> TASK INSTRUCTIONS
In the entries below, find the lines with the word "Tổng" and copy them.

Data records
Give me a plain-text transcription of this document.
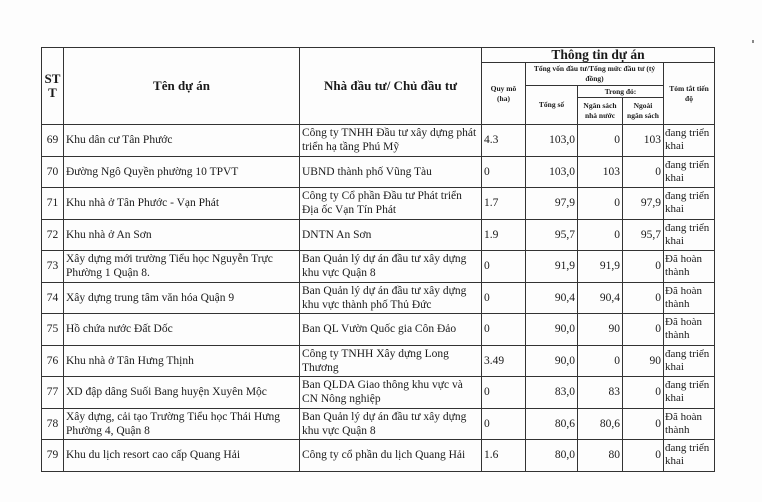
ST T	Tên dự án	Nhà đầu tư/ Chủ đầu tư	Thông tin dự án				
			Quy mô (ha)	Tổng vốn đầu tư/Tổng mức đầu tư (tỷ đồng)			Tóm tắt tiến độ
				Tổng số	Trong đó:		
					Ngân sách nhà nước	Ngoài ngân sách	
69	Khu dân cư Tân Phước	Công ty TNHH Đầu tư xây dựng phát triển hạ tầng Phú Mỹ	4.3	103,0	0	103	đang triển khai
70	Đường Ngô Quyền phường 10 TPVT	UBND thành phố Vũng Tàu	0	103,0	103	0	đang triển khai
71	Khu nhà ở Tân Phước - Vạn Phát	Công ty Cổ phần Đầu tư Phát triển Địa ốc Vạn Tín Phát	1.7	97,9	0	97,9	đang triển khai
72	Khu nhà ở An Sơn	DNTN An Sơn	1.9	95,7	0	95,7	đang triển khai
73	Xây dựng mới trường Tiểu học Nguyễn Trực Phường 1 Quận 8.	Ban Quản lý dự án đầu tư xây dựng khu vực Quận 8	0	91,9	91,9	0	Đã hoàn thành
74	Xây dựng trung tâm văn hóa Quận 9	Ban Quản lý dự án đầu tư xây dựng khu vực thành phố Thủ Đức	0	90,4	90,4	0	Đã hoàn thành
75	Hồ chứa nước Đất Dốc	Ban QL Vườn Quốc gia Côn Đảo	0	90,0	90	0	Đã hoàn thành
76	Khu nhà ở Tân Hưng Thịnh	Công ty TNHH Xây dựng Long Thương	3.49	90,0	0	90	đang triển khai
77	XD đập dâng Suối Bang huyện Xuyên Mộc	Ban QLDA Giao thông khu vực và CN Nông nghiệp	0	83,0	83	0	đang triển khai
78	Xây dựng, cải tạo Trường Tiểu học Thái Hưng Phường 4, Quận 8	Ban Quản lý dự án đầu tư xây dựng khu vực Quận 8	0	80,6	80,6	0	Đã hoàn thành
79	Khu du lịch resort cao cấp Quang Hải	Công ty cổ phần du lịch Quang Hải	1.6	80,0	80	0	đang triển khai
---
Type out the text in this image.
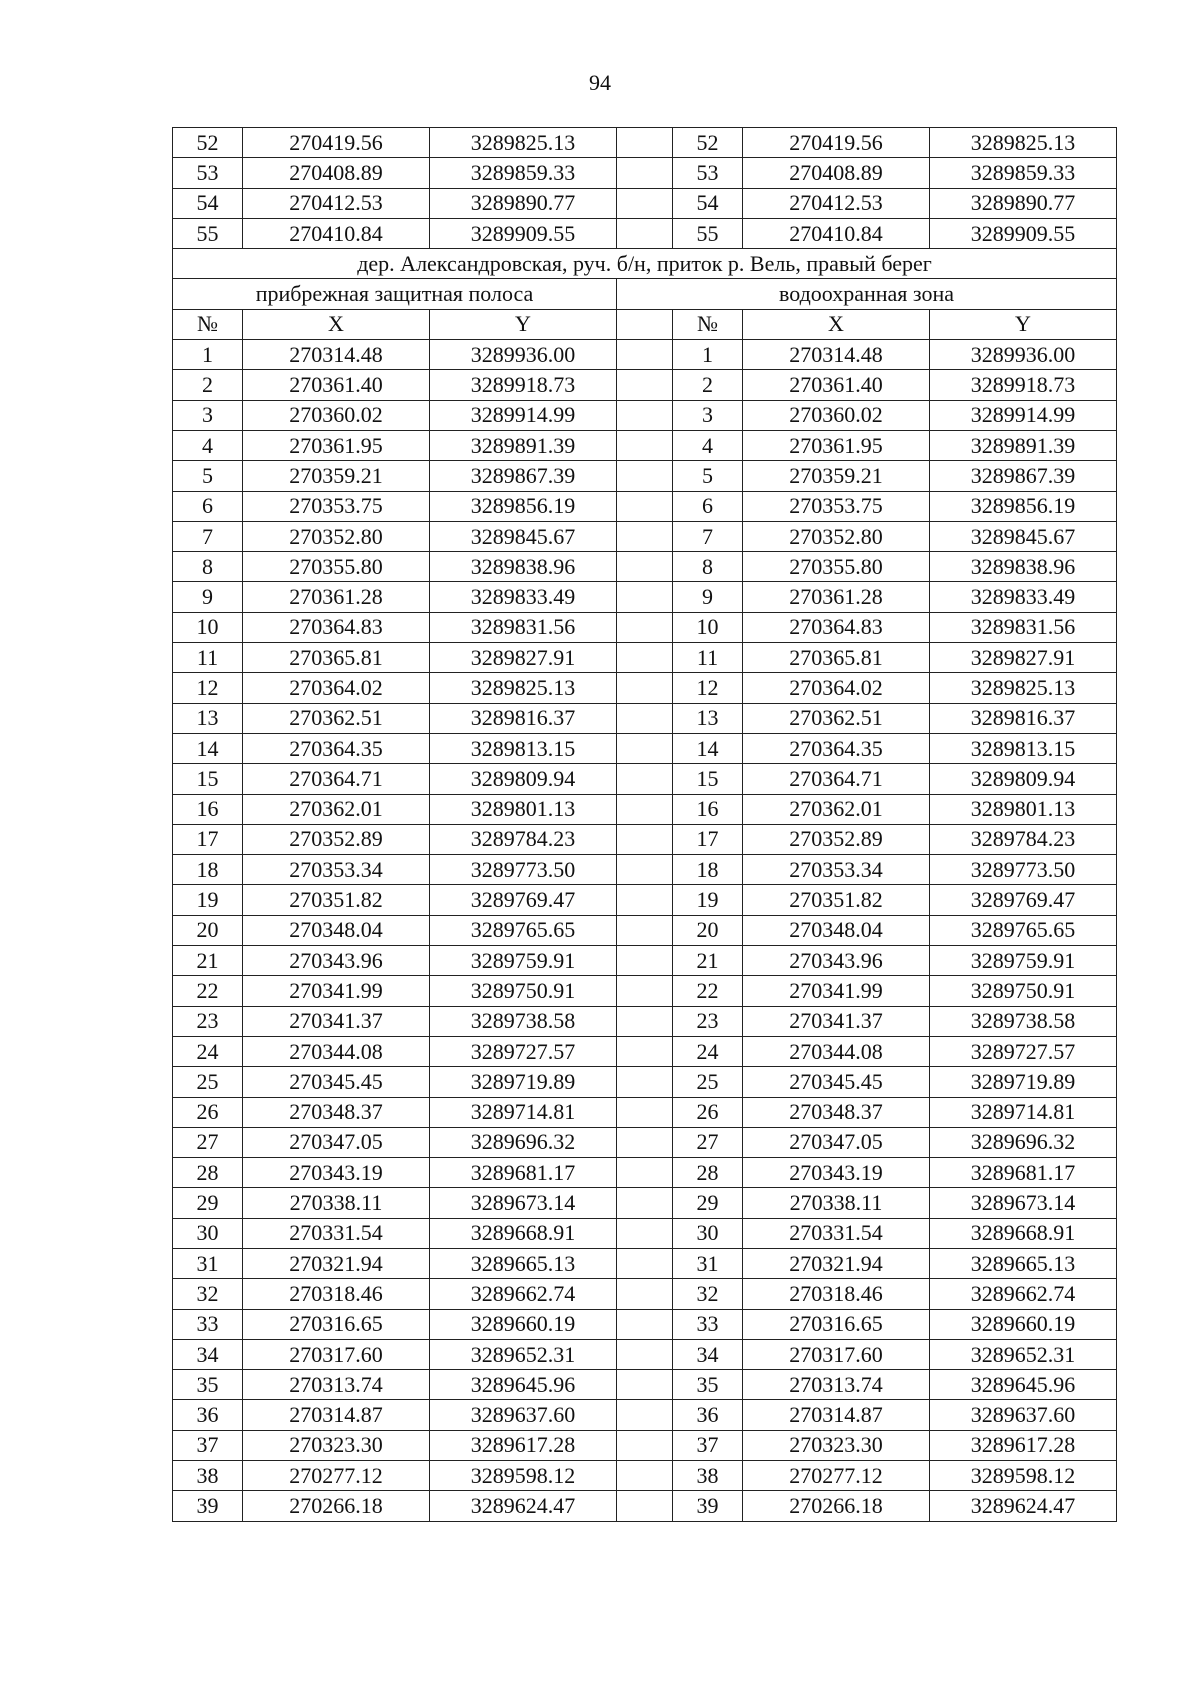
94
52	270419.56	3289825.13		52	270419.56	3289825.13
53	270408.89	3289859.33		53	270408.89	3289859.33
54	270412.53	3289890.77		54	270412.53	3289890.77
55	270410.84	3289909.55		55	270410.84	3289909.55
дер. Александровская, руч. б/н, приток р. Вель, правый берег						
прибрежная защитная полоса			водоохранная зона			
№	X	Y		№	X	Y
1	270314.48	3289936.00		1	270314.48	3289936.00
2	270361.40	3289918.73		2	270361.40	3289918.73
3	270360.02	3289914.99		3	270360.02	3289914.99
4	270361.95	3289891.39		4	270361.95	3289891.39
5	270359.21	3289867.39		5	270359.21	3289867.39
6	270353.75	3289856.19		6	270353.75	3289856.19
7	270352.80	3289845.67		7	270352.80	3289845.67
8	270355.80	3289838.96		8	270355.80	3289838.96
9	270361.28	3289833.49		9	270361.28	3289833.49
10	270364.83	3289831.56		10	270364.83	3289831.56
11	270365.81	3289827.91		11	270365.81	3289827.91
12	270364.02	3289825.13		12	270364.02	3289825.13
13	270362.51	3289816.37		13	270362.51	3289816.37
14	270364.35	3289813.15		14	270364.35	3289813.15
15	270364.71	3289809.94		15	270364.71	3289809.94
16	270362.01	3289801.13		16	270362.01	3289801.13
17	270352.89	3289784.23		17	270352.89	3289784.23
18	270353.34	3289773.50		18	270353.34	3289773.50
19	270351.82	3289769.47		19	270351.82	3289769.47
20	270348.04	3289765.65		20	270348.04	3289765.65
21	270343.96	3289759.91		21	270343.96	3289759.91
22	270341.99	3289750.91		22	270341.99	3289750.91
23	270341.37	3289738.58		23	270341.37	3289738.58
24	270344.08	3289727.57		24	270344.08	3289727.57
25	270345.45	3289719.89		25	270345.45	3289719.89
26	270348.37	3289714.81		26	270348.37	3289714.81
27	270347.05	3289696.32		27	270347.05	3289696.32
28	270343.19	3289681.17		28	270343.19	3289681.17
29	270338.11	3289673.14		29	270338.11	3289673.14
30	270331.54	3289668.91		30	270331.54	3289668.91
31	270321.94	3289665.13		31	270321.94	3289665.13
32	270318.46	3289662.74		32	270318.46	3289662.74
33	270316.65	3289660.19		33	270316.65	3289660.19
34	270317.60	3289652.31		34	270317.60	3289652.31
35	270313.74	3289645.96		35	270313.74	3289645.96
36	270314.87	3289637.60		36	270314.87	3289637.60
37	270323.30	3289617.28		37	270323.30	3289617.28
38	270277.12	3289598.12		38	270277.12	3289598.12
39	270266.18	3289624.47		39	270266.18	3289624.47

> RESULT FOR THIS TASK
			Quy mô (ha)	Tổng vốn đầu tư/Tổng mức đầu tư (tỷ đồng)			Tóm tắt tiến độ
				Tổng số	Trong đó:		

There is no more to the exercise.